- **DATASET ENTRIES**
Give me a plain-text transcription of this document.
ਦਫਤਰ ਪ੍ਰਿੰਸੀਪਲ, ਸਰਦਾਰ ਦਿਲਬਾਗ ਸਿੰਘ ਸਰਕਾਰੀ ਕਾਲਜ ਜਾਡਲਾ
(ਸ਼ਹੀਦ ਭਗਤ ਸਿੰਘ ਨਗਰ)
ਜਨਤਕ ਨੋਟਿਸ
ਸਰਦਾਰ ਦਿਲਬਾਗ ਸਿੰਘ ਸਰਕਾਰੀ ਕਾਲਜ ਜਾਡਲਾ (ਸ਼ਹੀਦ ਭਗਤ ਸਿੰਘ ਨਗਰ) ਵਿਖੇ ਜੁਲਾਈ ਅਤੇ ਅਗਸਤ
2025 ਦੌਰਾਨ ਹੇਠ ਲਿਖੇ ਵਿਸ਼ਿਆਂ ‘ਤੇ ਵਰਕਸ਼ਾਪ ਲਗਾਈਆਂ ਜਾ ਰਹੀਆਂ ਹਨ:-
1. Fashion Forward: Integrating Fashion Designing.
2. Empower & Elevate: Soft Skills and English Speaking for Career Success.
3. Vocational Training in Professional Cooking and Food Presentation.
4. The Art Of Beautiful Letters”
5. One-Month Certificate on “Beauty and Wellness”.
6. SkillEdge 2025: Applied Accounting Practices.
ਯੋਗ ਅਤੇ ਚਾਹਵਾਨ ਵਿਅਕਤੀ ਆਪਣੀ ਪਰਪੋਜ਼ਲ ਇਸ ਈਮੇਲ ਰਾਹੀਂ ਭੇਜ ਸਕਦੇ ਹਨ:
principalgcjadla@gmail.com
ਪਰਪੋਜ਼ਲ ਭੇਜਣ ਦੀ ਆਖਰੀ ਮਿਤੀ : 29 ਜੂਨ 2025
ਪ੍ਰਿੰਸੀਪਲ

- **EXERCISE DIRECTIONS**
Provide an exact reproduction of all the entries shown above.

- **TASK OUTPUT**
Give me a plain-text transcription of this document.
ਦਫਤਰ ਪ੍ਰਿੰਸੀਪਲ, ਸਰਦਾਰ ਦਿਲਬਾਗ ਸਿੰਘ ਸਰਕਾਰੀ ਕਾਲਜ ਜਾਡਲਾ
(ਸ਼ਹੀਦ ਭਗਤ ਸਿੰਘ ਨਗਰ)
ਜਨਤਕ ਨੋਟਿਸ
ਸਰਦਾਰ ਦਿਲਬਾਗ ਸਿੰਘ ਸਰਕਾਰੀ ਕਾਲਜ ਜਾਡਲਾ (ਸ਼ਹੀਦ ਭਗਤ ਸਿੰਘ ਨਗਰ) ਵਿਖੇ ਜੁਲਾਈ ਅਤੇ ਅਗਸਤ
2025 ਦੌਰਾਨ ਹੇਠ ਲਿਖੇ ਵਿਸ਼ਿਆਂ ‘ਤੇ ਵਰਕਸ਼ਾਪ ਲਗਾਈਆਂ ਜਾ ਰਹੀਆਂ ਹਨ:-
1. Fashion Forward: Integrating Fashion Designing.
2. Empower & Elevate: Soft Skills and English Speaking for Career Success.
3. Vocational Training in Professional Cooking and Food Presentation.
4. The Art Of Beautiful Letters”
5. One-Month Certificate on “Beauty and Wellness”.
6. SkillEdge 2025: Applied Accounting Practices.
ਯੋਗ ਅਤੇ ਚਾਹਵਾਨ ਵਿਅਕਤੀ ਆਪਣੀ ਪਰਪੋਜ਼ਲ ਇਸ ਈਮੇਲ ਰਾਹੀਂ ਭੇਜ ਸਕਦੇ ਹਨ:
principalgcjadla@gmail.com
ਪਰਪੋਜ਼ਲ ਭੇਜਣ ਦੀ ਆਖਰੀ ਮਿਤੀ : 29 ਜੂਨ 2025
ਪ੍ਰਿੰਸੀਪਲ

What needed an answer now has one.